--- Start of Material to process ---

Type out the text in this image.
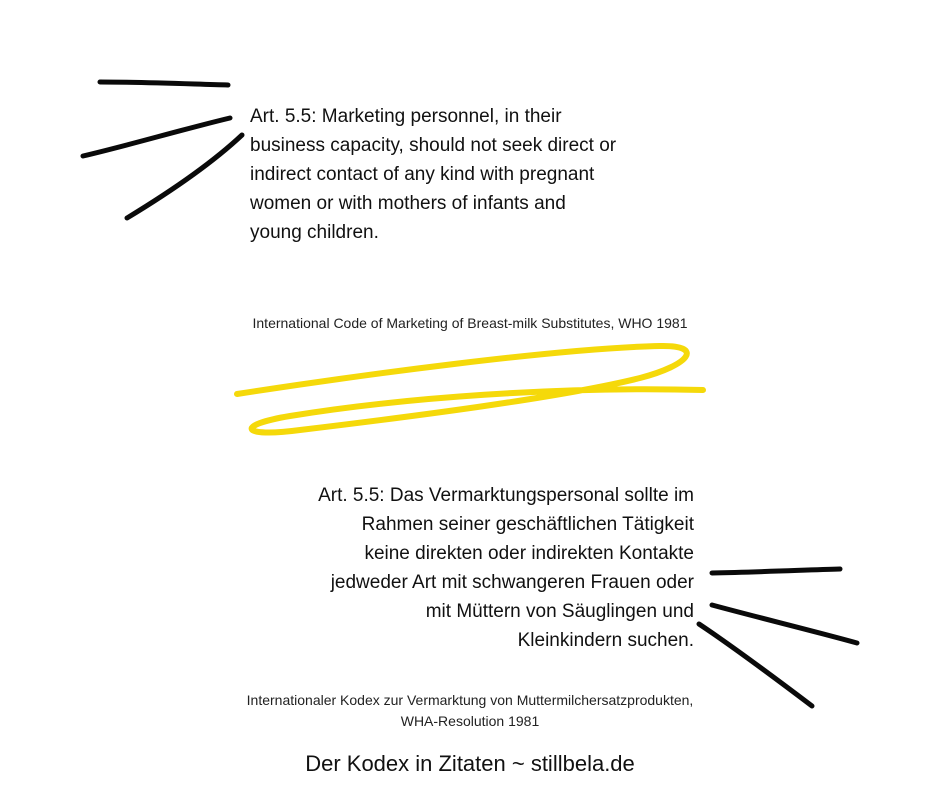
Art. 5.5: Marketing personnel, in their
business capacity, should not seek direct or
indirect contact of any kind with pregnant
women or with mothers of infants and
young children.
International Code of Marketing of Breast-milk Substitutes, WHO 1981
Art. 5.5: Das Vermarktungspersonal sollte im
Rahmen seiner geschäftlichen Tätigkeit
keine direkten oder indirekten Kontakte
jedweder Art mit schwangeren Frauen oder
mit Müttern von Säuglingen und
Kleinkindern suchen.
Internationaler Kodex zur Vermarktung von Muttermilchersatzprodukten,
WHA-Resolution 1981
Der Kodex in Zitaten ~ stillbela.de
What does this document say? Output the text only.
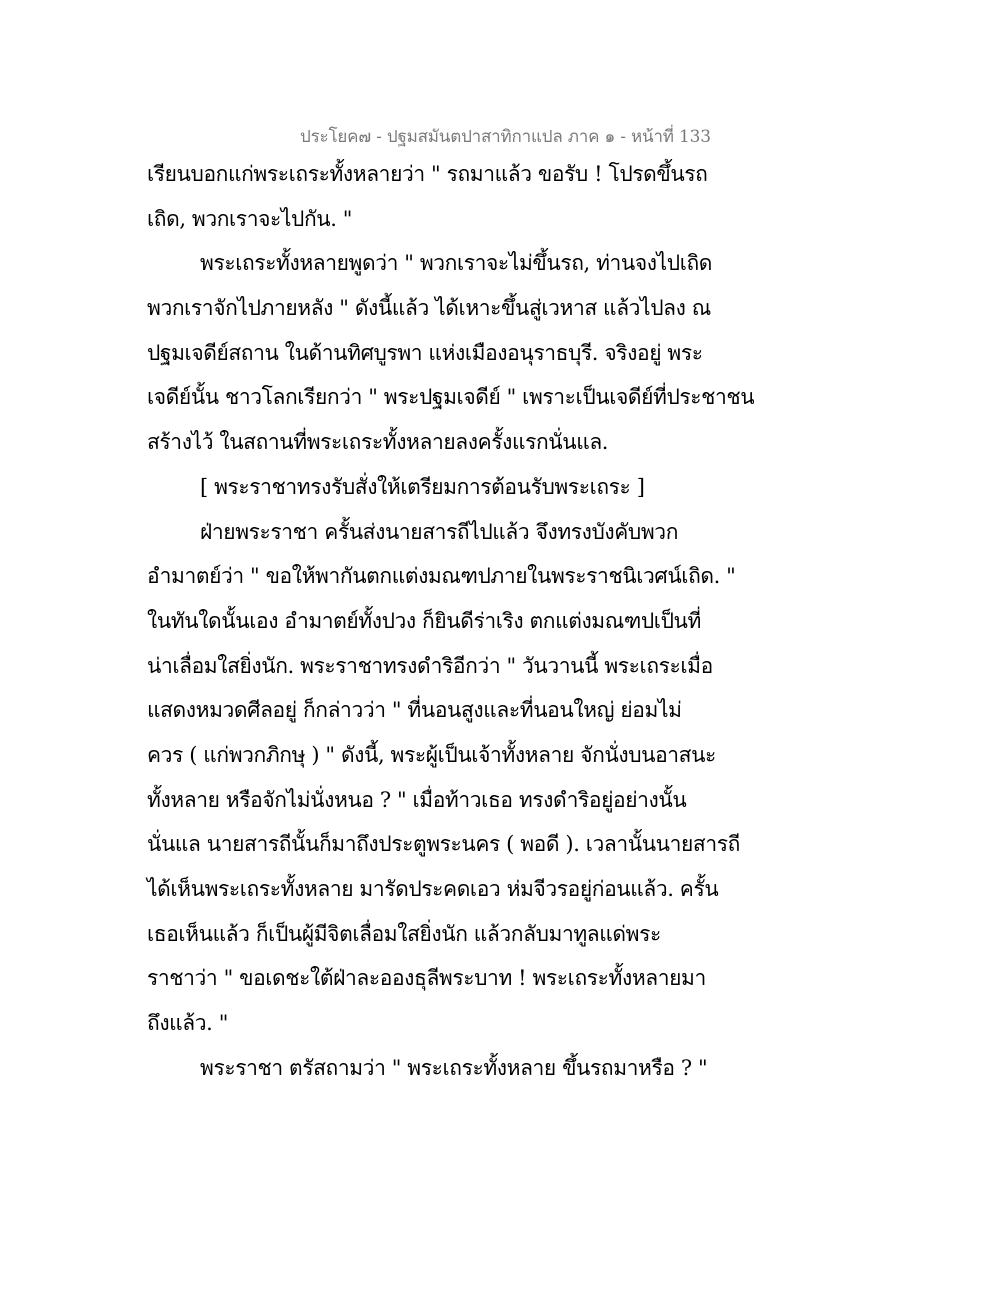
ประโยค๗ - ปฐมสมันตปาสาทิกาแปล ภาค ๑ - หน้าที่ 133
เรียนบอกแก่พระเถระทั้งหลายว่า " รถมาแล้ว ขอรับ ! โปรดขึ้นรถ
เถิด, พวกเราจะไปกัน. "
พระเถระทั้งหลายพูดว่า " พวกเราจะไม่ขึ้นรถ, ท่านจงไปเถิด
พวกเราจักไปภายหลัง " ดังนี้แล้ว ได้เหาะขึ้นสู่เวหาส แล้วไปลง ณ
ปฐมเจดีย์สถาน ในด้านทิศบูรพา แห่งเมืองอนุราธบุรี. จริงอยู่ พระ
เจดีย์นั้น ชาวโลกเรียกว่า " พระปฐมเจดีย์ " เพราะเป็นเจดีย์ที่ประชาชน
สร้างไว้ ในสถานที่พระเถระทั้งหลายลงครั้งแรกนั่นแล.
[ พระราชาทรงรับสั่งให้เตรียมการต้อนรับพระเถระ ]
ฝ่ายพระราชา ครั้นส่งนายสารถีไปแล้ว จึงทรงบังคับพวก
อำมาตย์ว่า " ขอให้พากันตกแต่งมณฑปภายในพระราชนิเวศน์เถิด. "
ในทันใดนั้นเอง อำมาตย์ทั้งปวง ก็ยินดีร่าเริง ตกแต่งมณฑปเป็นที่
น่าเลื่อมใสยิ่งนัก. พระราชาทรงดำริอีกว่า " วันวานนี้ พระเถระเมื่อ
แสดงหมวดศีลอยู่ ก็กล่าวว่า " ที่นอนสูงและที่นอนใหญ่ ย่อมไม่
ควร ( แก่พวกภิกษุ ) " ดังนี้, พระผู้เป็นเจ้าทั้งหลาย จักนั่งบนอาสนะ
ทั้งหลาย หรือจักไม่นั่งหนอ ? " เมื่อท้าวเธอ ทรงดำริอยู่อย่างนั้น
นั่นแล นายสารถีนั้นก็มาถึงประตูพระนคร ( พอดี ). เวลานั้นนายสารถี
ได้เห็นพระเถระทั้งหลาย มารัดประคดเอว ห่มจีวรอยู่ก่อนแล้ว. ครั้น
เธอเห็นแล้ว ก็เป็นผู้มีจิตเลื่อมใสยิ่งนัก แล้วกลับมาทูลแด่พระ
ราชาว่า " ขอเดชะใต้ฝ่าละอองธุลีพระบาท ! พระเถระทั้งหลายมา
ถึงแล้ว. "
พระราชา ตรัสถามว่า " พระเถระทั้งหลาย ขึ้นรถมาหรือ ? "
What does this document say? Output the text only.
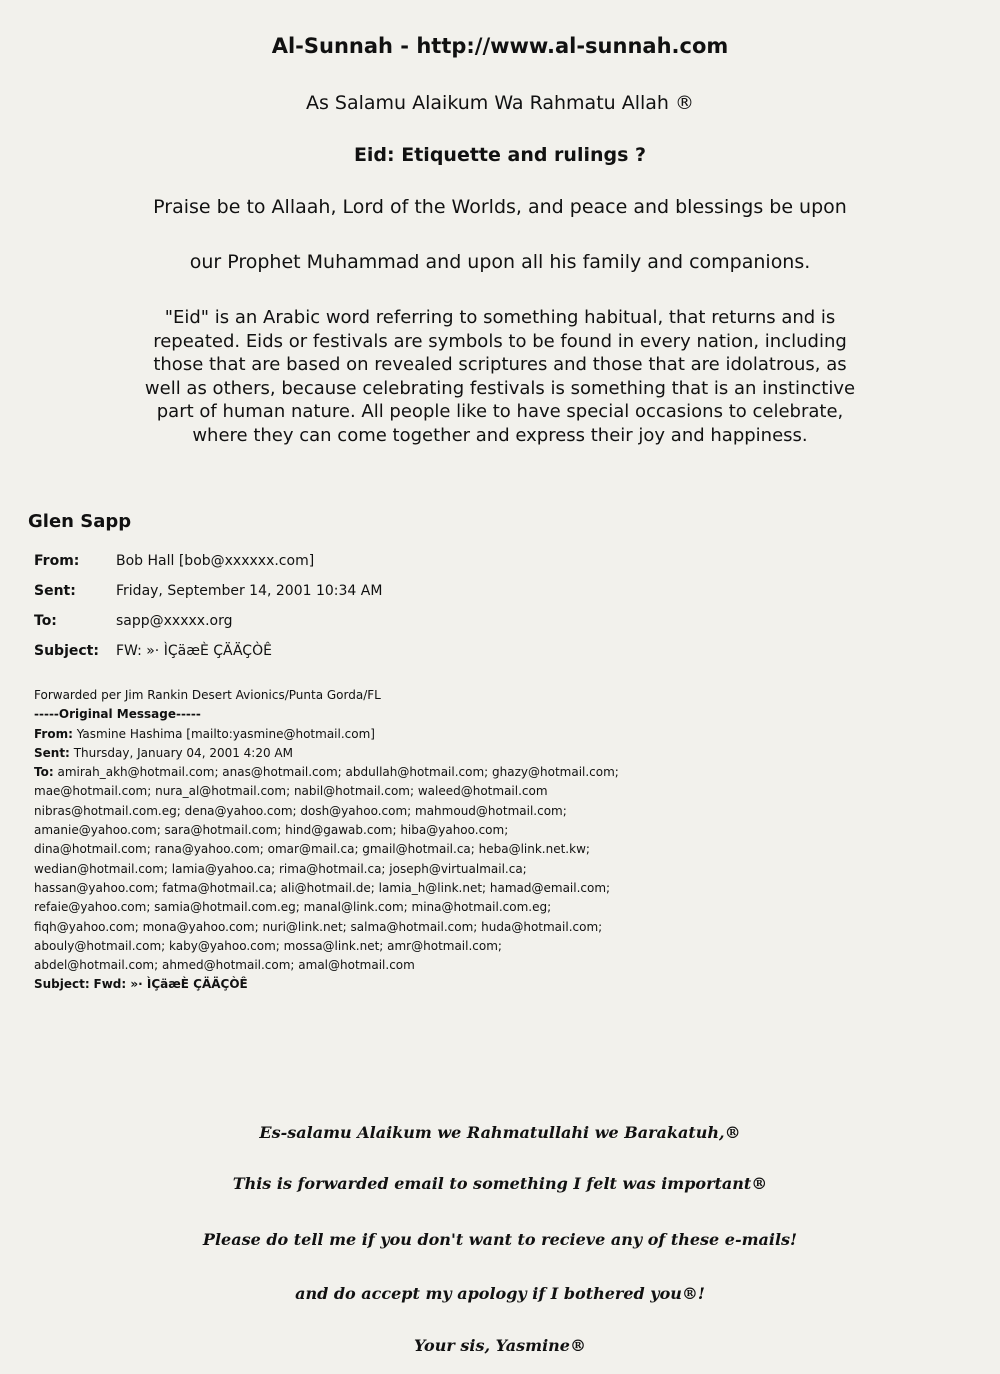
Al-Sunnah - http://www.al-sunnah.com
As Salamu Alaikum Wa Rahmatu Allah ®
Eid: Etiquette and rulings ?
Praise be to Allaah, Lord of the Worlds, and peace and blessings be upon
our Prophet Muhammad and upon all his family and companions.
"Eid" is an Arabic word referring to something habitual, that returns and is
repeated. Eids or festivals are symbols to be found in every nation, including
those that are based on revealed scriptures and those that are idolatrous, as
well as others, because celebrating festivals is something that is an instinctive
part of human nature. All people like to have special occasions to celebrate,
where they can come together and express their joy and happiness.
Glen Sapp
From:	Bob Hall [bob@xxxxxx.com]
Sent:	Friday, September 14, 2001 10:34 AM
To:	sapp@xxxxx.org
Subject:	FW: »· ÌÇäæÈ ÇÄÄÇÒÊ
Forwarded per Jim Rankin Desert Avionics/Punta Gorda/FL
-----Original Message-----
From: Yasmine Hashima [mailto:yasmine@hotmail.com]
Sent: Thursday, January 04, 2001 4:20 AM
To: amirah_akh@hotmail.com; anas@hotmail.com; abdullah@hotmail.com; ghazy@hotmail.com;
mae@hotmail.com; nura_al@hotmail.com; nabil@hotmail.com; waleed@hotmail.com
nibras@hotmail.com.eg; dena@yahoo.com; dosh@yahoo.com; mahmoud@hotmail.com;
amanie@yahoo.com; sara@hotmail.com; hind@gawab.com; hiba@yahoo.com;
dina@hotmail.com; rana@yahoo.com; omar@mail.ca; gmail@hotmail.ca; heba@link.net.kw;
wedian@hotmail.com; lamia@yahoo.ca; rima@hotmail.ca; joseph@virtualmail.ca;
hassan@yahoo.com; fatma@hotmail.ca; ali@hotmail.de; lamia_h@link.net; hamad@email.com;
refaie@yahoo.com; samia@hotmail.com.eg; manal@link.com; mina@hotmail.com.eg;
fiqh@yahoo.com; mona@yahoo.com; nuri@link.net; salma@hotmail.com; huda@hotmail.com;
abouly@hotmail.com; kaby@yahoo.com; mossa@link.net; amr@hotmail.com;
abdel@hotmail.com; ahmed@hotmail.com; amal@hotmail.com
Subject: Fwd: »· ÌÇäæÈ ÇÄÄÇÒÊ
Es-salamu Alaikum we Rahmatullahi we Barakatuh,®
This is forwarded email to something I felt was important®
Please do tell me if you don't want to recieve any of these e-mails!
and do accept my apology if I bothered you®!
Your sis, Yasmine®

--- End of Material to process ---

Pull out every line containing "email".

> Result of the exercise
hassan@yahoo.com; fatma@hotmail.ca; ali@hotmail.de; lamia_h@link.net; hamad@email.com;
This is forwarded email to something I felt was important®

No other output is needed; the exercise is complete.